▸ Excerpted passage
765 Mattiaca

Discovery
- Discovered by: Franz Kaiser
- Discovery site: Heidelberg
- Discovery date: 26 September 1913

Designations
- Pronunciation: /məˈtaɪəkə/
- Alternative designations: 1913 SV

Orbital characteristics
- Epoch 31 July 2016 (JD 2457600.5)
- Uncertainty parameter 0
- Observation arc: 102.56 yr (37459 d)
- Aphelion: 3.2685 AU (488.96 Gm)
- Perihelion: 1.8258 AU (273.14 Gm)
- Semi-major axis: 2.5472 AU (381.06 Gm)
- Eccentricity: 0.28319
- Orbital period (sidereal): 4.07 yr (1484.8 d)
- Mean anomaly: 87.9802°
- Mean motion: 0° 14^{m} 32.82^{s} / day
- Inclination: 5.5470°
- Longitude of ascending node: 326.657°
- Argument of perihelion: 71.022°

Physical characteristics
- Synodic rotation period: 3.4640 h (0.14433 d)
- Absolute magnitude (H): 12.3

= 765 Mattiaca =

Main-belt asteroid

765 Mattiaca is a minor planet, specifically an asteroid orbiting in the asteroid belt. Photometric observations made in 2011–2012 at the Organ Mesa Observatory in Las Cruces, New Mexico produced an irregular light curve and a period of 3.4640 ± 0.0001 hours with a brightness variation of 0.09 ± 0.01 in magnitude. Mattiacum was the Latin name for the city of Wiesbaden, Germany, birthplace of the discoverer.

▸ Task set
A: Decide whether each statement agrees with the Mattiaca article, answering yes or no and quoting the words from the article that decide it: (i) The asteroid was discovered at Heidelberg. (ii) The photometric observations of 2011–2012 were made at an observatory in Wiesbaden. (iii) The asteroid's name comes from the Latin name of the discoverer's birthplace.
B: From the Mattiaca article, retype the passage starting at "Main-belt asteroid" and ending at "of the discoverer.".
C: Recast the paragraph of the Mattiaca article that begins "765 Mattiaca is a minor planet" as a list, keeping its main facts.
The rows that follow are separate material and do not belong to the Mattiaca article.

▸ Record excerpts
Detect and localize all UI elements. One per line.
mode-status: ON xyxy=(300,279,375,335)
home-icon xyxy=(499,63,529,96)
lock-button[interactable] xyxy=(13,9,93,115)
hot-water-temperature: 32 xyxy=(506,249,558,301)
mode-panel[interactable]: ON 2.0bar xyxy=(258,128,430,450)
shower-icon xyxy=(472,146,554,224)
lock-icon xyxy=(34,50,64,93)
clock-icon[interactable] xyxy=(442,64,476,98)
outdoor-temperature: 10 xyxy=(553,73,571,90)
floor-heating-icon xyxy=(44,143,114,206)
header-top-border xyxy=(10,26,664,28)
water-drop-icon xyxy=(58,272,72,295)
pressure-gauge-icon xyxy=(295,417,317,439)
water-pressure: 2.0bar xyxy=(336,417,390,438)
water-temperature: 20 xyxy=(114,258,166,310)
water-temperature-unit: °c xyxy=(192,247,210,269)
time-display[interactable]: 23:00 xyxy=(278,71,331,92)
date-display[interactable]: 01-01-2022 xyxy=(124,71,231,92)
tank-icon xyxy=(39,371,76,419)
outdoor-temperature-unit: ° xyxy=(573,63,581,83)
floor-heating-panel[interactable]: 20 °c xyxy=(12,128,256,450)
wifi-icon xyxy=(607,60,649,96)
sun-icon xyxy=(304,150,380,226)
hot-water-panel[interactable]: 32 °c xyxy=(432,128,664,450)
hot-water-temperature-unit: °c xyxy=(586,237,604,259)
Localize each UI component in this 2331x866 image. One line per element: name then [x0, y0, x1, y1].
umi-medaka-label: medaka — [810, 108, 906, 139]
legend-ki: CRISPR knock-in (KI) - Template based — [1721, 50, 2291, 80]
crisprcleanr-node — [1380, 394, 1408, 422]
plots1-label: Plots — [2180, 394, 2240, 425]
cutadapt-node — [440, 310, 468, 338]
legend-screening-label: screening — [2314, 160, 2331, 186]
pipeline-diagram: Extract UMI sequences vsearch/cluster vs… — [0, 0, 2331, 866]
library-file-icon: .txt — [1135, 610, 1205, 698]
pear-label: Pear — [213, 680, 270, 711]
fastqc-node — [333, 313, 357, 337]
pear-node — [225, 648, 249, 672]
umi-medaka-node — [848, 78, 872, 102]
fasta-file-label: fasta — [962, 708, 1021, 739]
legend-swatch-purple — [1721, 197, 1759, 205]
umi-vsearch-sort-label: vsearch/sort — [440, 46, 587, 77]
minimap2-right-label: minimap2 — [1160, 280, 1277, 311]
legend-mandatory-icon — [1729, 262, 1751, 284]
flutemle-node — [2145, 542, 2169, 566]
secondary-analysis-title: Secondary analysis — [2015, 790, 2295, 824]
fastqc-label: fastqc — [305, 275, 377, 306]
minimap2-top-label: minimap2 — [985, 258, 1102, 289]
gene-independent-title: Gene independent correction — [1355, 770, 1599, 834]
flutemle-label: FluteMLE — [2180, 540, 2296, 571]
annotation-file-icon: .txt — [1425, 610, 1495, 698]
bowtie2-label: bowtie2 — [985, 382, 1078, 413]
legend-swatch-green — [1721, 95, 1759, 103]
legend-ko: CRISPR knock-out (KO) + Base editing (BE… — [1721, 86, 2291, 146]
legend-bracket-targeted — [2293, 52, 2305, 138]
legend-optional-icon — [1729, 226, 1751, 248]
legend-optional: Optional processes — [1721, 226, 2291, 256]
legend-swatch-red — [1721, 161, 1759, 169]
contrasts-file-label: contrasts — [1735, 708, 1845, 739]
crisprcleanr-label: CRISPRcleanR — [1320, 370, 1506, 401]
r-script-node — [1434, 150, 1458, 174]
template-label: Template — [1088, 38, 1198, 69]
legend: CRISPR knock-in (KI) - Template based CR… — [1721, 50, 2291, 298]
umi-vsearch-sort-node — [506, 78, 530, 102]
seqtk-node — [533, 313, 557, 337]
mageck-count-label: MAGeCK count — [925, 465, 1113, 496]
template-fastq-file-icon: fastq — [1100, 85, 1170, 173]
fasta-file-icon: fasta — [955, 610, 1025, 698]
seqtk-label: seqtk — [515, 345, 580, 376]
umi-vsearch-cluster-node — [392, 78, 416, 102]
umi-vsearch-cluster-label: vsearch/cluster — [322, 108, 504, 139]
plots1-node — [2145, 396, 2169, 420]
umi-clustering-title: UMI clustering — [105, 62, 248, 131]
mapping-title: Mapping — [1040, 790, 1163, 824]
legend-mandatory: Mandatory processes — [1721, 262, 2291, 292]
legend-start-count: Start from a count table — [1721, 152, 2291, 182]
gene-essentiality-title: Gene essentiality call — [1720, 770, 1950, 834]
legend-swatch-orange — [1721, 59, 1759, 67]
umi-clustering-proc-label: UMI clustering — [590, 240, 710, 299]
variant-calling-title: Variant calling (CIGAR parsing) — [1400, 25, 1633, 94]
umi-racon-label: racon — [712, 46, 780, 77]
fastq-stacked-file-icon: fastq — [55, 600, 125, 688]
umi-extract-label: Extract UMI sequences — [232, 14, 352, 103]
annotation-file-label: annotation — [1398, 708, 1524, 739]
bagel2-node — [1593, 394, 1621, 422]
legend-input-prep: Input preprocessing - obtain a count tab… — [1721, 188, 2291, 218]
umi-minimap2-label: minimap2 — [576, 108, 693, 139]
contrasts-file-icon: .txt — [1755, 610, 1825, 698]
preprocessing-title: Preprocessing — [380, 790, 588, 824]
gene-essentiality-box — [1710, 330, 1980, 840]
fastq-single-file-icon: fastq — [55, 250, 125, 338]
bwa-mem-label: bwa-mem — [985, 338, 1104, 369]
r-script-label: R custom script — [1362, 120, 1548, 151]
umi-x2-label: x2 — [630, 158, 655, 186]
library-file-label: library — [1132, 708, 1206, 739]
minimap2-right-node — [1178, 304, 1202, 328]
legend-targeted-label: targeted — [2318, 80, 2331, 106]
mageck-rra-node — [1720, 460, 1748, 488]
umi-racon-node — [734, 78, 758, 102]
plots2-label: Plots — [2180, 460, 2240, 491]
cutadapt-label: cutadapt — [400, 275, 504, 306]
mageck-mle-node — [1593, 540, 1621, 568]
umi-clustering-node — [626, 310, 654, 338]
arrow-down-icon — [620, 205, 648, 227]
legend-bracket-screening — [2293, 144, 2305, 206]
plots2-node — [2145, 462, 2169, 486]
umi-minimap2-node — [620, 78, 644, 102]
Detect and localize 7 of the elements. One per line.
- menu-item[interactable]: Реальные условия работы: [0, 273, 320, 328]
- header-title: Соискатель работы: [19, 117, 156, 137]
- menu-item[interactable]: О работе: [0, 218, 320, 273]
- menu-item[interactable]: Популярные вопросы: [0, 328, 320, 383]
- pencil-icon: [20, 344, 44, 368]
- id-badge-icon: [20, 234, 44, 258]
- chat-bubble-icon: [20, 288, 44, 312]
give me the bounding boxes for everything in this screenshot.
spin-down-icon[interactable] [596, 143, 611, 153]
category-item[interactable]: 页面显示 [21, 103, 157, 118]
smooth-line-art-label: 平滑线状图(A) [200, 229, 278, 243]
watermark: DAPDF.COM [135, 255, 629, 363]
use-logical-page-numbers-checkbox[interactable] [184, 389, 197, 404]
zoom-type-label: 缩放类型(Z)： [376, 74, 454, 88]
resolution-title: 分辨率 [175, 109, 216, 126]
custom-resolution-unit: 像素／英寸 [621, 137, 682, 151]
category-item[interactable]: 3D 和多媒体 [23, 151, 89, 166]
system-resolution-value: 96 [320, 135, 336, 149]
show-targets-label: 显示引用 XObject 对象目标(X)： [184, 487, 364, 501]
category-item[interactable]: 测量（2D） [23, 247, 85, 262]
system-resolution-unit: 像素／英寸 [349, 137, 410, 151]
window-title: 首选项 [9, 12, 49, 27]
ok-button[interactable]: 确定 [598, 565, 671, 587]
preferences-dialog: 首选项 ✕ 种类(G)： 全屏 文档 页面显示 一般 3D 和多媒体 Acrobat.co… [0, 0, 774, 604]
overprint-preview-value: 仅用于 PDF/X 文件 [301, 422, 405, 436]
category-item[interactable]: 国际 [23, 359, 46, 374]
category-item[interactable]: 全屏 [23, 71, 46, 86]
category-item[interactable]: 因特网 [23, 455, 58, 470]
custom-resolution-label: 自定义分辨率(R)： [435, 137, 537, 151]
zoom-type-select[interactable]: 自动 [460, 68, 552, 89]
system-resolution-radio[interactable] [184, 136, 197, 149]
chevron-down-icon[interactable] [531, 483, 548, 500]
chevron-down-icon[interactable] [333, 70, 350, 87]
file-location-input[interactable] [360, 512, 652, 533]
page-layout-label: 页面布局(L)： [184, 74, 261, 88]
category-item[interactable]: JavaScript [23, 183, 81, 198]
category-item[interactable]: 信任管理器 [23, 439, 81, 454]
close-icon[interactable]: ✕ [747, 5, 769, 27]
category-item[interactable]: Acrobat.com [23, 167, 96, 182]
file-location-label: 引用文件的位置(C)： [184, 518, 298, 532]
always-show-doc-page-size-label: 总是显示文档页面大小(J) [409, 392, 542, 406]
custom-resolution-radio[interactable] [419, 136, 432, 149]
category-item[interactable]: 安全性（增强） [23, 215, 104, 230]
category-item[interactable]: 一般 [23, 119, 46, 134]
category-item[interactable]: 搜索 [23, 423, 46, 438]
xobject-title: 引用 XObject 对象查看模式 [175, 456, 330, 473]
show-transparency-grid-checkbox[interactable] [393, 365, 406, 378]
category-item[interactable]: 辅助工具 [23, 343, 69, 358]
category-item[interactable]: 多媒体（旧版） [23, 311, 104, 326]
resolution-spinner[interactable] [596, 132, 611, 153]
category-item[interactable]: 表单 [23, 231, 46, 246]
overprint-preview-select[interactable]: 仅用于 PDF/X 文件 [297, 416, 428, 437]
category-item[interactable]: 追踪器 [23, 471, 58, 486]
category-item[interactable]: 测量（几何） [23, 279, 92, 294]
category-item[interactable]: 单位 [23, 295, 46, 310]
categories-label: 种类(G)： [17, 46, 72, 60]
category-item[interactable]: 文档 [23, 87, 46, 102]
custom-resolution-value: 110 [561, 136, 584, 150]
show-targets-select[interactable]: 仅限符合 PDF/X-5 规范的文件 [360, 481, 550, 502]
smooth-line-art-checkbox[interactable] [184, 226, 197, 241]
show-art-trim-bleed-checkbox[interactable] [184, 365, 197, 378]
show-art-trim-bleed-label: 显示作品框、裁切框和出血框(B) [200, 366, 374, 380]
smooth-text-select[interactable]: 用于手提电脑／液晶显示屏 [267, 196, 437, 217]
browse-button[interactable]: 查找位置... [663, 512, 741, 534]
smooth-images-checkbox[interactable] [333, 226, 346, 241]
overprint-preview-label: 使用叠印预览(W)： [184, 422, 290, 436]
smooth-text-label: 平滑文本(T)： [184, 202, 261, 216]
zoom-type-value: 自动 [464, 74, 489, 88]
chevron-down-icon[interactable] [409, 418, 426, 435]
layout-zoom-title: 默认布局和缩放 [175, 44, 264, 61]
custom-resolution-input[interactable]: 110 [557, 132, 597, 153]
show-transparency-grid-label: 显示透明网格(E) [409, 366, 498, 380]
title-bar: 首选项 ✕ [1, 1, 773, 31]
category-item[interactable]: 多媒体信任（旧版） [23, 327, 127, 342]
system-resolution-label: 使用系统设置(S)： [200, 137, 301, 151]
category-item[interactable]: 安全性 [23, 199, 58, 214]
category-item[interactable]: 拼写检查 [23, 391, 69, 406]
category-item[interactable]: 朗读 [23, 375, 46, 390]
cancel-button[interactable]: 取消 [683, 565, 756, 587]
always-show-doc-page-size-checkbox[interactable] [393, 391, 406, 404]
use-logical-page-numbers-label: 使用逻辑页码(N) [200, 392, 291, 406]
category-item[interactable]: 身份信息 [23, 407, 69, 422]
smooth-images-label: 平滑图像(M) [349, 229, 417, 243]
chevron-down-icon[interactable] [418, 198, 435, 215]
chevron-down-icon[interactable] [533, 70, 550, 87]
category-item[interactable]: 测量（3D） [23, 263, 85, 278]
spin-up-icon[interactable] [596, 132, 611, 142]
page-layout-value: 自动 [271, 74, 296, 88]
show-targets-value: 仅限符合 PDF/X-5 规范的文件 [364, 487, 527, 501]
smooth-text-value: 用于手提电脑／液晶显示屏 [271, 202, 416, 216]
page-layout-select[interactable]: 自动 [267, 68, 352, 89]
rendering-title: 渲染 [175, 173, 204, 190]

▸ Set of answers
A:
(i) Yes: "Discovery site: Heidelberg"
(ii) No: "at the Organ Mesa Observatory in Las Cruces, New Mexico"
(iii) Yes: "Mattiacum was the Latin name for the city of Wiesbaden, Germany, birthplace of the discoverer."

B:
Main-belt asteroid

765 Mattiaca is a minor planet, specifically an asteroid orbiting in the asteroid belt. Photometric observations made in 2011–2012 at the Organ Mesa Observatory in Las Cruces, New Mexico produced an irregular light curve and a period of 3.4640 ± 0.0001 hours with a brightness variation of 0.09 ± 0.01 in magnitude. Mattiacum was the Latin name for the city of Wiesbaden, Germany, birthplace of the discoverer.

C:
- Type: minor planet, an asteroid orbiting in the asteroid belt
- Photometric observations: 2011–2012, Organ Mesa Observatory, Las Cruces, New Mexico
- Light curve: irregular
- Period: 3.4640 ± 0.0001 hours
- Brightness variation: 0.09 ± 0.01 in magnitude
- Name: from Mattiacum, the Latin name for Wiesbaden, Germany, the discoverer's birthplace